Excerpts from a figure dataset
+++++
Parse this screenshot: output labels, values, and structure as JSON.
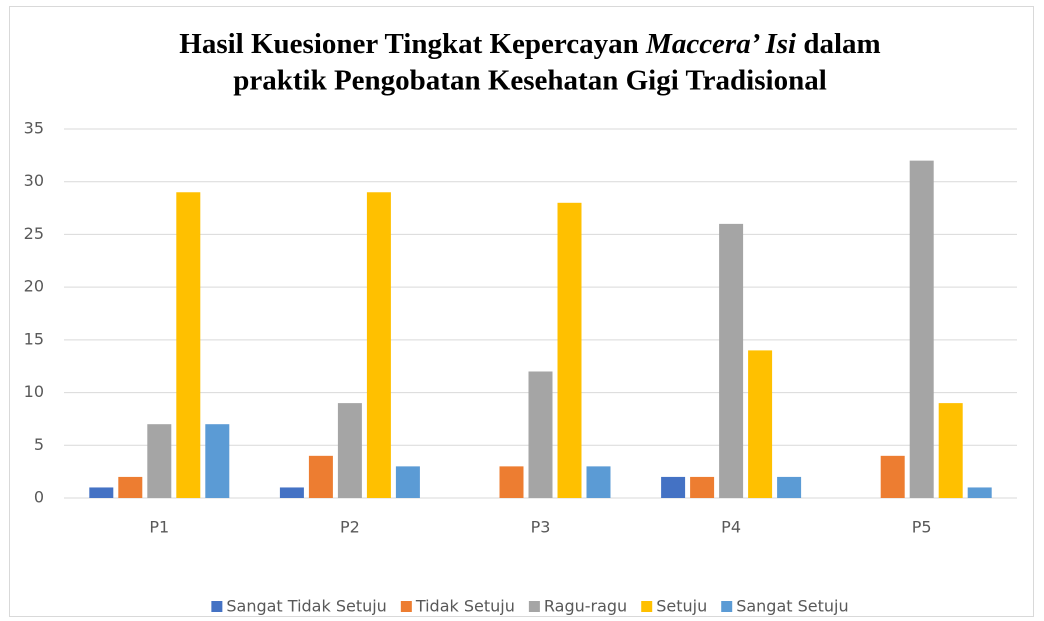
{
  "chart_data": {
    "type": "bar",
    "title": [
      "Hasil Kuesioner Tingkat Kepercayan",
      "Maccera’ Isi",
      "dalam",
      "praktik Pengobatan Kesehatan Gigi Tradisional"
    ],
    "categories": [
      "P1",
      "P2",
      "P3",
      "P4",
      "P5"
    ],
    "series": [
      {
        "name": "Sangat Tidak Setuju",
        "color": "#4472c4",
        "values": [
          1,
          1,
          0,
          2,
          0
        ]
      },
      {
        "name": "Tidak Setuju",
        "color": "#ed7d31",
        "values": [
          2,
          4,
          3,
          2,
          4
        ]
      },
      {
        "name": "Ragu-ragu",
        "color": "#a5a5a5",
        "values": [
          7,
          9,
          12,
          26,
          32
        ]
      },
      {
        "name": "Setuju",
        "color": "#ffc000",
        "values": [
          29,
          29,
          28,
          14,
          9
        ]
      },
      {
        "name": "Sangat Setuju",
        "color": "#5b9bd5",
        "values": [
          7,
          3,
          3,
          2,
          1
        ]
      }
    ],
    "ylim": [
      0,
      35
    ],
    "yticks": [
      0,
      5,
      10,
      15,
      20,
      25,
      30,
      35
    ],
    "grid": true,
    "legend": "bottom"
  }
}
+++++
» Challenge
Leaving the pictures aside, transcribe the entire listing exactly.

» Task solution
Parse this screenshot: output labels, values, and structure as JSON.
{
  "chart_data": {
    "type": "bar",
    "title": [
      "Hasil Kuesioner Tingkat Kepercayan",
      "Maccera’ Isi",
      "dalam",
      "praktik Pengobatan Kesehatan Gigi Tradisional"
    ],
    "categories": [
      "P1",
      "P2",
      "P3",
      "P4",
      "P5"
    ],
    "series": [
      {
        "name": "Sangat Tidak Setuju",
        "color": "#4472c4",
        "values": [
          1,
          1,
          0,
          2,
          0
        ]
      },
      {
        "name": "Tidak Setuju",
        "color": "#ed7d31",
        "values": [
          2,
          4,
          3,
          2,
          4
        ]
      },
      {
        "name": "Ragu-ragu",
        "color": "#a5a5a5",
        "values": [
          7,
          9,
          12,
          26,
          32
        ]
      },
      {
        "name": "Setuju",
        "color": "#ffc000",
        "values": [
          29,
          29,
          28,
          14,
          9
        ]
      },
      {
        "name": "Sangat Setuju",
        "color": "#5b9bd5",
        "values": [
          7,
          3,
          3,
          2,
          1
        ]
      }
    ],
    "ylim": [
      0,
      35
    ],
    "yticks": [
      0,
      5,
      10,
      15,
      20,
      25,
      30,
      35
    ],
    "grid": true,
    "legend": "bottom"
  }
}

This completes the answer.